WORK REQUIRED
Return all lines that include the string "Prevalence".

-------- DATASET ENTRIES --------

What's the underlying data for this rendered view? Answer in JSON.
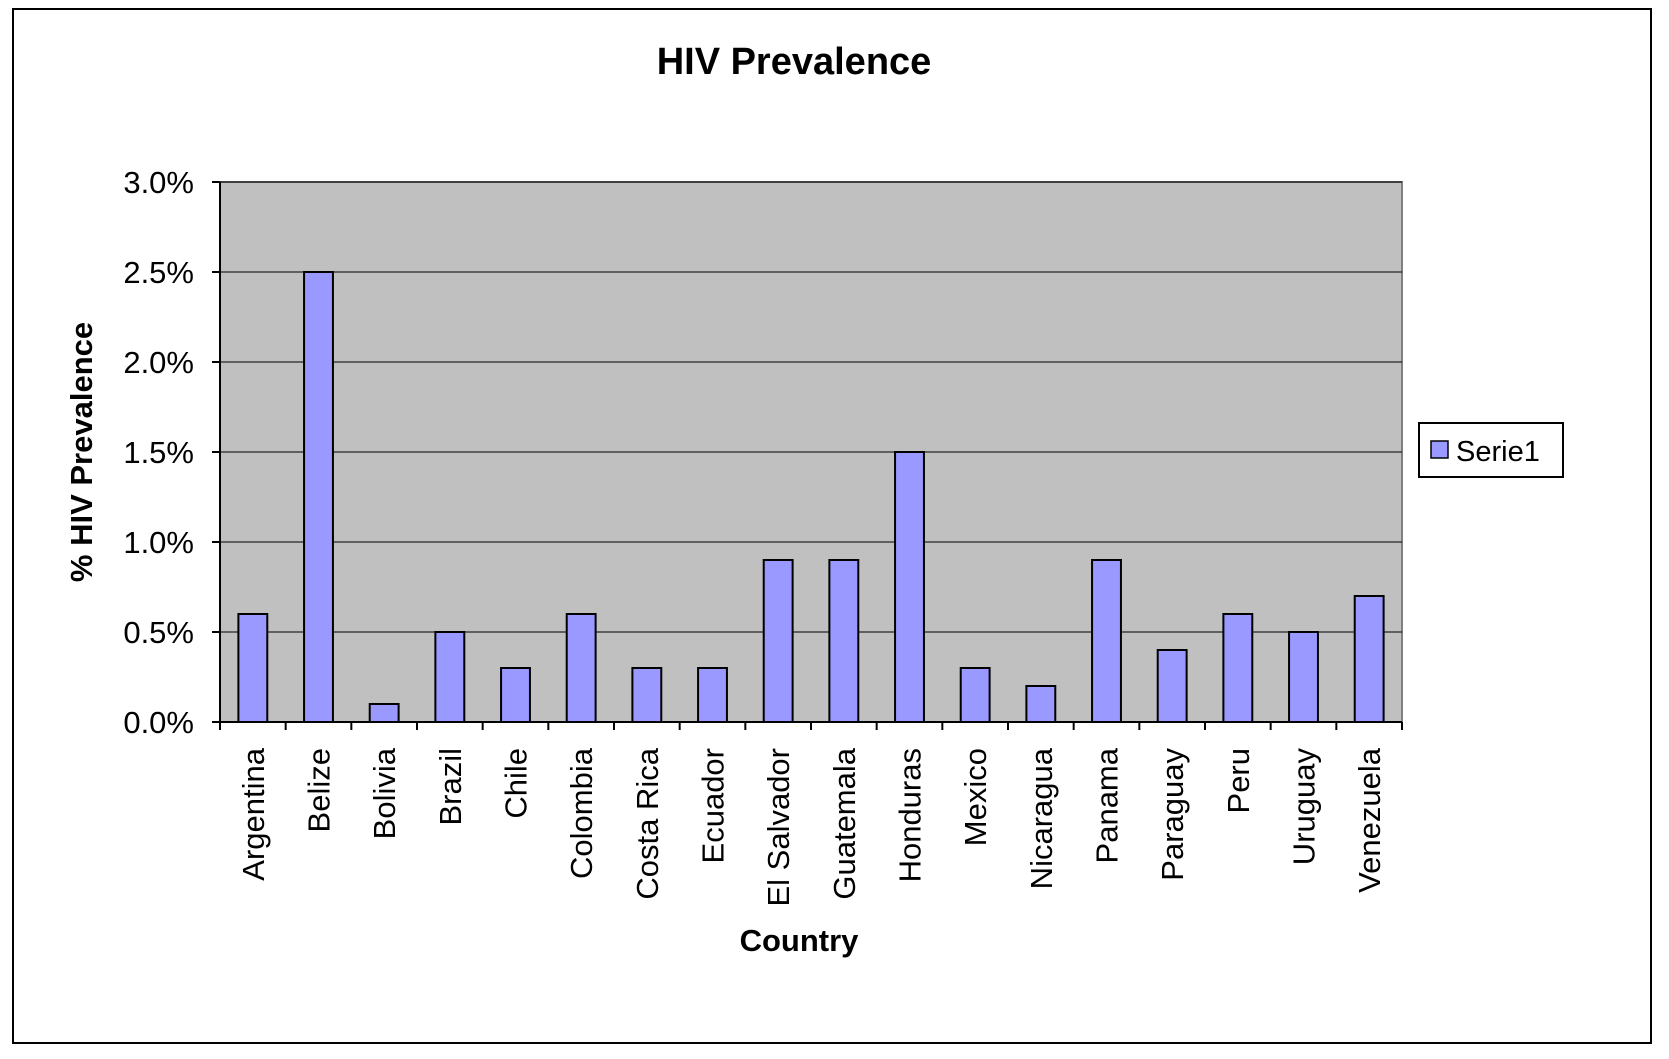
{
  "chart_data": {
    "type": "bar",
    "title": "HIV Prevalence",
    "xlabel": "Country",
    "ylabel": "% HIV Prevalence",
    "categories": [
      "Argentina",
      "Belize",
      "Bolivia",
      "Brazil",
      "Chile",
      "Colombia",
      "Costa Rica",
      "Ecuador",
      "El Salvador",
      "Guatemala",
      "Honduras",
      "Mexico",
      "Nicaragua",
      "Panama",
      "Paraguay",
      "Peru",
      "Uruguay",
      "Venezuela"
    ],
    "series": [
      {
        "name": "Serie1",
        "values": [
          0.6,
          2.5,
          0.1,
          0.5,
          0.3,
          0.6,
          0.3,
          0.3,
          0.9,
          0.9,
          1.5,
          0.3,
          0.2,
          0.9,
          0.4,
          0.6,
          0.5,
          0.7
        ]
      }
    ],
    "ylim": [
      0,
      3.0
    ],
    "yticks": [
      "0.0%",
      "0.5%",
      "1.0%",
      "1.5%",
      "2.0%",
      "2.5%",
      "3.0%"
    ],
    "grid": true,
    "legend_position": "right",
    "colors": {
      "plot_background": "#c0c0c0",
      "bar_fill": "#9999ff",
      "bar_stroke": "#000000",
      "gridline": "#000000"
    }
  }
}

--------

OUTPUT BELOW
    "title": "HIV Prevalence",
    "ylabel": "% HIV Prevalence",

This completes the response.